## TASK DETAILS
Look at the entries below and reproduce them exactly.

☆ ☆ ☆

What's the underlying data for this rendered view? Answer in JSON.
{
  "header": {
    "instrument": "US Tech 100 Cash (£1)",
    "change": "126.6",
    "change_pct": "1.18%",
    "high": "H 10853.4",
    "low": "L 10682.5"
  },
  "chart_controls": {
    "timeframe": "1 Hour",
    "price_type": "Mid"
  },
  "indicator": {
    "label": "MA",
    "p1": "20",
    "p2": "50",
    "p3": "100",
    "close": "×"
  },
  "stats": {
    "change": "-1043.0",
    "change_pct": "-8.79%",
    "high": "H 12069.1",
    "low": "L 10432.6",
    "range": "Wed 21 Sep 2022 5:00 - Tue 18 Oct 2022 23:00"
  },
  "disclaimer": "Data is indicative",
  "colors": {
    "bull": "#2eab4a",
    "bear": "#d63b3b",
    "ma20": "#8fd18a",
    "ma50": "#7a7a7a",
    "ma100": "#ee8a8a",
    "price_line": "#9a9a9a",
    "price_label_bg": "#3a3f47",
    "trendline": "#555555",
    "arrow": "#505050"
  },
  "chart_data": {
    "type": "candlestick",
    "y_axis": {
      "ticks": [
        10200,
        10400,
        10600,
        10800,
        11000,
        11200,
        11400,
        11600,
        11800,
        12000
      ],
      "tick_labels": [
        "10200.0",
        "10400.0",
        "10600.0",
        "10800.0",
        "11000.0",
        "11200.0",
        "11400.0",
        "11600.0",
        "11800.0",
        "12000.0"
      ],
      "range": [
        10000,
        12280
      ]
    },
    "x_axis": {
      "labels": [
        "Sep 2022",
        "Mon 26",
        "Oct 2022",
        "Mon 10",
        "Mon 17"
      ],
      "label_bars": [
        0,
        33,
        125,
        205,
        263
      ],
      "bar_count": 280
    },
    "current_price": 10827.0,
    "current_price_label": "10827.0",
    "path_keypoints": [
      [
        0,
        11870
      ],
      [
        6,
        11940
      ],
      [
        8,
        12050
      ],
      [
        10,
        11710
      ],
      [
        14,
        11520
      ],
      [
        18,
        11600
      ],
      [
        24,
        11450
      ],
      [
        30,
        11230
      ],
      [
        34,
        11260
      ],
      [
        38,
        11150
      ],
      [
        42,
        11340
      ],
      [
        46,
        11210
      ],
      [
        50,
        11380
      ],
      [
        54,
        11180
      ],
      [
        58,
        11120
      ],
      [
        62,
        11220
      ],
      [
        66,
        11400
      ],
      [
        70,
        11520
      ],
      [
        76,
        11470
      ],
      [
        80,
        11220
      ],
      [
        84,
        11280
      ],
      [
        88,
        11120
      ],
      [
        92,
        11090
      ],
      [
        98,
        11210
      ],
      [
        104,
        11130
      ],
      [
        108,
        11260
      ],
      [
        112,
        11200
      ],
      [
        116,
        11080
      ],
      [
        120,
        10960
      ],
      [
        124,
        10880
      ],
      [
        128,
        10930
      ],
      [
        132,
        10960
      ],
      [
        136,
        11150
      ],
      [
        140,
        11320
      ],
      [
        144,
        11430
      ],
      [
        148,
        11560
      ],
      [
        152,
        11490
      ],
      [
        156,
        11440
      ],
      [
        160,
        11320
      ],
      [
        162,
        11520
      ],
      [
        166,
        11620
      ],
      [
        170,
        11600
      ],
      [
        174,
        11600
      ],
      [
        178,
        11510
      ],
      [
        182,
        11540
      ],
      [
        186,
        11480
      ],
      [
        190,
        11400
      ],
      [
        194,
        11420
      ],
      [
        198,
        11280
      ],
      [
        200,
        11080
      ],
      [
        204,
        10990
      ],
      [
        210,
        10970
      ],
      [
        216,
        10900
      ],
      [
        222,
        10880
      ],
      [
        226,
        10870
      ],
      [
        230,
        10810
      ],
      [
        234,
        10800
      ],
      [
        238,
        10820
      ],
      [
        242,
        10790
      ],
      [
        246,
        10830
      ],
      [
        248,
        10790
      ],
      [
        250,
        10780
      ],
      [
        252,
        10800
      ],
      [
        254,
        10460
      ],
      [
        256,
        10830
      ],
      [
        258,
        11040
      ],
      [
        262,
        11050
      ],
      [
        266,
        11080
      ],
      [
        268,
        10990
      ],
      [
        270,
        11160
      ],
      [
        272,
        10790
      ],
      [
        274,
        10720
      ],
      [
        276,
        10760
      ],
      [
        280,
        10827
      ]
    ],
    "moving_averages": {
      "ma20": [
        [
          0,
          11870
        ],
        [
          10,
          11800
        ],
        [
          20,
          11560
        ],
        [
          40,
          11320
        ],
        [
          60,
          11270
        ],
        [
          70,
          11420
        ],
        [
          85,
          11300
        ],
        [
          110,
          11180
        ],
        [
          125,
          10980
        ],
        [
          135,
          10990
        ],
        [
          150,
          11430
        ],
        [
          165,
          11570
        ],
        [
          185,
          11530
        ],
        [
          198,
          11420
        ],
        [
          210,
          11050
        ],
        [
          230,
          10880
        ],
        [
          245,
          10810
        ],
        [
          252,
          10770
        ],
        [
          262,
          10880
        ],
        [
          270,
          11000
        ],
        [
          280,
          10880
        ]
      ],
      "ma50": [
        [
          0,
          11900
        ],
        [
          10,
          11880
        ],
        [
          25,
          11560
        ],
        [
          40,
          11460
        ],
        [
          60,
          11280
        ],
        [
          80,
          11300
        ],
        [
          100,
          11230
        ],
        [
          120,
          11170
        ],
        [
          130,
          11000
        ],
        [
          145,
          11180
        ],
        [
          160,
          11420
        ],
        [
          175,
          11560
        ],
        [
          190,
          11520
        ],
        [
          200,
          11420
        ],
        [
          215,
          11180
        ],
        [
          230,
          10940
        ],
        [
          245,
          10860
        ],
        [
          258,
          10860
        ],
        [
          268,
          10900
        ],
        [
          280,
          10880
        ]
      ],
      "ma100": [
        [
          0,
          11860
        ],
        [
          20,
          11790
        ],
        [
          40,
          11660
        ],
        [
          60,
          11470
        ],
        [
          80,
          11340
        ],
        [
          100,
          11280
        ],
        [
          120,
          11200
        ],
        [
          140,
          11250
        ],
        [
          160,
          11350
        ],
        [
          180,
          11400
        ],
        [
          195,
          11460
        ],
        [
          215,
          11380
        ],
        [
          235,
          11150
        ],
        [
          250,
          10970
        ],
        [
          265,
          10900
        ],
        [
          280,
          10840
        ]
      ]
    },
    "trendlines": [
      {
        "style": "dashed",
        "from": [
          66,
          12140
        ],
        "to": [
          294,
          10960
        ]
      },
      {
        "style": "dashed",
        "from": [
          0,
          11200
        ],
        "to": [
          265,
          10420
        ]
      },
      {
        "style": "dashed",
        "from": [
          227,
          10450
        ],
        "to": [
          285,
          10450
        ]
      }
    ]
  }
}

☆ ☆ ☆

## RIGHT ANSWER
What's the underlying data for this rendered view? Answer in JSON.
{
  "header": {
    "instrument": "US Tech 100 Cash (£1)",
    "change": "126.6",
    "change_pct": "1.18%",
    "high": "H 10853.4",
    "low": "L 10682.5"
  },
  "chart_controls": {
    "timeframe": "1 Hour",
    "price_type": "Mid"
  },
  "indicator": {
    "label": "MA",
    "p1": "20",
    "p2": "50",
    "p3": "100",
    "close": "×"
  },
  "stats": {
    "change": "-1043.0",
    "change_pct": "-8.79%",
    "high": "H 12069.1",
    "low": "L 10432.6",
    "range": "Wed 21 Sep 2022 5:00 - Tue 18 Oct 2022 23:00"
  },
  "disclaimer": "Data is indicative",
  "colors": {
    "bull": "#2eab4a",
    "bear": "#d63b3b",
    "ma20": "#8fd18a",
    "ma50": "#7a7a7a",
    "ma100": "#ee8a8a",
    "price_line": "#9a9a9a",
    "price_label_bg": "#3a3f47",
    "trendline": "#555555",
    "arrow": "#505050"
  },
  "chart_data": {
    "type": "candlestick",
    "y_axis": {
      "ticks": [
        10200,
        10400,
        10600,
        10800,
        11000,
        11200,
        11400,
        11600,
        11800,
        12000
      ],
      "tick_labels": [
        "10200.0",
        "10400.0",
        "10600.0",
        "10800.0",
        "11000.0",
        "11200.0",
        "11400.0",
        "11600.0",
        "11800.0",
        "12000.0"
      ],
      "range": [
        10000,
        12280
      ]
    },
    "x_axis": {
      "labels": [
        "Sep 2022",
        "Mon 26",
        "Oct 2022",
        "Mon 10",
        "Mon 17"
      ],
      "label_bars": [
        0,
        33,
        125,
        205,
        263
      ],
      "bar_count": 280
    },
    "current_price": 10827.0,
    "current_price_label": "10827.0",
    "path_keypoints": [
      [
        0,
        11870
      ],
      [
        6,
        11940
      ],
      [
        8,
        12050
      ],
      [
        10,
        11710
      ],
      [
        14,
        11520
      ],
      [
        18,
        11600
      ],
      [
        24,
        11450
      ],
      [
        30,
        11230
      ],
      [
        34,
        11260
      ],
      [
        38,
        11150
      ],
      [
        42,
        11340
      ],
      [
        46,
        11210
      ],
      [
        50,
        11380
      ],
      [
        54,
        11180
      ],
      [
        58,
        11120
      ],
      [
        62,
        11220
      ],
      [
        66,
        11400
      ],
      [
        70,
        11520
      ],
      [
        76,
        11470
      ],
      [
        80,
        11220
      ],
      [
        84,
        11280
      ],
      [
        88,
        11120
      ],
      [
        92,
        11090
      ],
      [
        98,
        11210
      ],
      [
        104,
        11130
      ],
      [
        108,
        11260
      ],
      [
        112,
        11200
      ],
      [
        116,
        11080
      ],
      [
        120,
        10960
      ],
      [
        124,
        10880
      ],
      [
        128,
        10930
      ],
      [
        132,
        10960
      ],
      [
        136,
        11150
      ],
      [
        140,
        11320
      ],
      [
        144,
        11430
      ],
      [
        148,
        11560
      ],
      [
        152,
        11490
      ],
      [
        156,
        11440
      ],
      [
        160,
        11320
      ],
      [
        162,
        11520
      ],
      [
        166,
        11620
      ],
      [
        170,
        11600
      ],
      [
        174,
        11600
      ],
      [
        178,
        11510
      ],
      [
        182,
        11540
      ],
      [
        186,
        11480
      ],
      [
        190,
        11400
      ],
      [
        194,
        11420
      ],
      [
        198,
        11280
      ],
      [
        200,
        11080
      ],
      [
        204,
        10990
      ],
      [
        210,
        10970
      ],
      [
        216,
        10900
      ],
      [
        222,
        10880
      ],
      [
        226,
        10870
      ],
      [
        230,
        10810
      ],
      [
        234,
        10800
      ],
      [
        238,
        10820
      ],
      [
        242,
        10790
      ],
      [
        246,
        10830
      ],
      [
        248,
        10790
      ],
      [
        250,
        10780
      ],
      [
        252,
        10800
      ],
      [
        254,
        10460
      ],
      [
        256,
        10830
      ],
      [
        258,
        11040
      ],
      [
        262,
        11050
      ],
      [
        266,
        11080
      ],
      [
        268,
        10990
      ],
      [
        270,
        11160
      ],
      [
        272,
        10790
      ],
      [
        274,
        10720
      ],
      [
        276,
        10760
      ],
      [
        280,
        10827
      ]
    ],
    "moving_averages": {
      "ma20": [
        [
          0,
          11870
        ],
        [
          10,
          11800
        ],
        [
          20,
          11560
        ],
        [
          40,
          11320
        ],
        [
          60,
          11270
        ],
        [
          70,
          11420
        ],
        [
          85,
          11300
        ],
        [
          110,
          11180
        ],
        [
          125,
          10980
        ],
        [
          135,
          10990
        ],
        [
          150,
          11430
        ],
        [
          165,
          11570
        ],
        [
          185,
          11530
        ],
        [
          198,
          11420
        ],
        [
          210,
          11050
        ],
        [
          230,
          10880
        ],
        [
          245,
          10810
        ],
        [
          252,
          10770
        ],
        [
          262,
          10880
        ],
        [
          270,
          11000
        ],
        [
          280,
          10880
        ]
      ],
      "ma50": [
        [
          0,
          11900
        ],
        [
          10,
          11880
        ],
        [
          25,
          11560
        ],
        [
          40,
          11460
        ],
        [
          60,
          11280
        ],
        [
          80,
          11300
        ],
        [
          100,
          11230
        ],
        [
          120,
          11170
        ],
        [
          130,
          11000
        ],
        [
          145,
          11180
        ],
        [
          160,
          11420
        ],
        [
          175,
          11560
        ],
        [
          190,
          11520
        ],
        [
          200,
          11420
        ],
        [
          215,
          11180
        ],
        [
          230,
          10940
        ],
        [
          245,
          10860
        ],
        [
          258,
          10860
        ],
        [
          268,
          10900
        ],
        [
          280,
          10880
        ]
      ],
      "ma100": [
        [
          0,
          11860
        ],
        [
          20,
          11790
        ],
        [
          40,
          11660
        ],
        [
          60,
          11470
        ],
        [
          80,
          11340
        ],
        [
          100,
          11280
        ],
        [
          120,
          11200
        ],
        [
          140,
          11250
        ],
        [
          160,
          11350
        ],
        [
          180,
          11400
        ],
        [
          195,
          11460
        ],
        [
          215,
          11380
        ],
        [
          235,
          11150
        ],
        [
          250,
          10970
        ],
        [
          265,
          10900
        ],
        [
          280,
          10840
        ]
      ]
    },
    "trendlines": [
      {
        "style": "dashed",
        "from": [
          66,
          12140
        ],
        "to": [
          294,
          10960
        ]
      },
      {
        "style": "dashed",
        "from": [
          0,
          11200
        ],
        "to": [
          265,
          10420
        ]
      },
      {
        "style": "dashed",
        "from": [
          227,
          10450
        ],
        "to": [
          285,
          10450
        ]
      }
    ]
  }
}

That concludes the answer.